◆ **GOAL OF THE EXERCISE**: Please write out the material below exactly as given.

◆ **DATA FOR THE TASK**:

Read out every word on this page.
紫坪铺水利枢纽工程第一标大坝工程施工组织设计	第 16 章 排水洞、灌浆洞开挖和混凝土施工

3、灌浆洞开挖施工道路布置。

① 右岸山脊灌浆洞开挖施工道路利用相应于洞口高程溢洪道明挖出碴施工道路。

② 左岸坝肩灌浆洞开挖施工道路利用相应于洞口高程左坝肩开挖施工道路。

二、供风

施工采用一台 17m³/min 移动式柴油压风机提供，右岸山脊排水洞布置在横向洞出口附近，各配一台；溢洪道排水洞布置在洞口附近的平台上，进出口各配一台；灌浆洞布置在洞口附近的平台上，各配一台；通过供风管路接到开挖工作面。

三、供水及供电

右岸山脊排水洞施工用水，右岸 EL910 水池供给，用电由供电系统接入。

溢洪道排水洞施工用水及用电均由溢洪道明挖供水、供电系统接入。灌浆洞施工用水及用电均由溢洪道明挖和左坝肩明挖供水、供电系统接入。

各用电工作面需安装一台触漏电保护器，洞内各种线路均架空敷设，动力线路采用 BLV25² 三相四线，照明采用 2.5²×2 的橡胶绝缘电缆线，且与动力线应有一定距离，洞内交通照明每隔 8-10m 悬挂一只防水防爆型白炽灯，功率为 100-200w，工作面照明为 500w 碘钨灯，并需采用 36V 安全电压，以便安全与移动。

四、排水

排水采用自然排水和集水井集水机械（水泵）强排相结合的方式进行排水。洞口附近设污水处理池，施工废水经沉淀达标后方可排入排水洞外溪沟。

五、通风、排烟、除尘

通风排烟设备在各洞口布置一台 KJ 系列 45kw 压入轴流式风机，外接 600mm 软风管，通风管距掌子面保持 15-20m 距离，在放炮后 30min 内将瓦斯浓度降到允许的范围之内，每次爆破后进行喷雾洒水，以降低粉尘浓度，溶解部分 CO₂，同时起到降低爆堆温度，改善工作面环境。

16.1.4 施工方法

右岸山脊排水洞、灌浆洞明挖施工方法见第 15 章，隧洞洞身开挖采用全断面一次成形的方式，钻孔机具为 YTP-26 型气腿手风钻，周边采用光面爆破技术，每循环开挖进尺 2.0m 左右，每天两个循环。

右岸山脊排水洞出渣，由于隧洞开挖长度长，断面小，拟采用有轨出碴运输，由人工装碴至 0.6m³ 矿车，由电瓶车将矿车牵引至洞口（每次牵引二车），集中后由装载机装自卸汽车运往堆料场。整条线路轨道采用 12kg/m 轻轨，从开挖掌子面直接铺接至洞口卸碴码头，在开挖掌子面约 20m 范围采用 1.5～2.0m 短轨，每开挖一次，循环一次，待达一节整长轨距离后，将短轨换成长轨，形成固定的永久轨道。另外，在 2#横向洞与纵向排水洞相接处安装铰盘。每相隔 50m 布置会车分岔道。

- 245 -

◆ **ANSWER TO THIS EXERCISE**:
Read out every word on this page.
紫坪铺水利枢纽工程第一标大坝工程施工组织设计	第 16 章 排水洞、灌浆洞开挖和混凝土施工

3、灌浆洞开挖施工道路布置。

① 右岸山脊灌浆洞开挖施工道路利用相应于洞口高程溢洪道明挖出碴施工道路。

② 左岸坝肩灌浆洞开挖施工道路利用相应于洞口高程左坝肩开挖施工道路。

二、供风

施工采用一台 17m³/min 移动式柴油压风机提供，右岸山脊排水洞布置在横向洞出口附近，各配一台；溢洪道排水洞布置在洞口附近的平台上，进出口各配一台；灌浆洞布置在洞口附近的平台上，各配一台；通过供风管路接到开挖工作面。

三、供水及供电

右岸山脊排水洞施工用水，右岸 EL910 水池供给，用电由供电系统接入。

溢洪道排水洞施工用水及用电均由溢洪道明挖供水、供电系统接入。灌浆洞施工用水及用电均由溢洪道明挖和左坝肩明挖供水、供电系统接入。

各用电工作面需安装一台触漏电保护器，洞内各种线路均架空敷设，动力线路采用 BLV25² 三相四线，照明采用 2.5²×2 的橡胶绝缘电缆线，且与动力线应有一定距离，洞内交通照明每隔 8-10m 悬挂一只防水防爆型白炽灯，功率为 100-200w，工作面照明为 500w 碘钨灯，并需采用 36V 安全电压，以便安全与移动。

四、排水

排水采用自然排水和集水井集水机械（水泵）强排相结合的方式进行排水。洞口附近设污水处理池，施工废水经沉淀达标后方可排入排水洞外溪沟。

五、通风、排烟、除尘

通风排烟设备在各洞口布置一台 KJ 系列 45kw 压入轴流式风机，外接 600mm 软风管，通风管距掌子面保持 15-20m 距离，在放炮后 30min 内将瓦斯浓度降到允许的范围之内，每次爆破后进行喷雾洒水，以降低粉尘浓度，溶解部分 CO₂，同时起到降低爆堆温度，改善工作面环境。

16.1.4 施工方法

右岸山脊排水洞、灌浆洞明挖施工方法见第 15 章，隧洞洞身开挖采用全断面一次成形的方式，钻孔机具为 YTP-26 型气腿手风钻，周边采用光面爆破技术，每循环开挖进尺 2.0m 左右，每天两个循环。

右岸山脊排水洞出渣，由于隧洞开挖长度长，断面小，拟采用有轨出碴运输，由人工装碴至 0.6m³ 矿车，由电瓶车将矿车牵引至洞口（每次牵引二车），集中后由装载机装自卸汽车运往堆料场。整条线路轨道采用 12kg/m 轻轨，从开挖掌子面直接铺接至洞口卸碴码头，在开挖掌子面约 20m 范围采用 1.5～2.0m 短轨，每开挖一次，循环一次，待达一节整长轨距离后，将短轨换成长轨，形成固定的永久轨道。另外，在 2#横向洞与纵向排水洞相接处安装铰盘。每相隔 50m 布置会车分岔道。

- 245 -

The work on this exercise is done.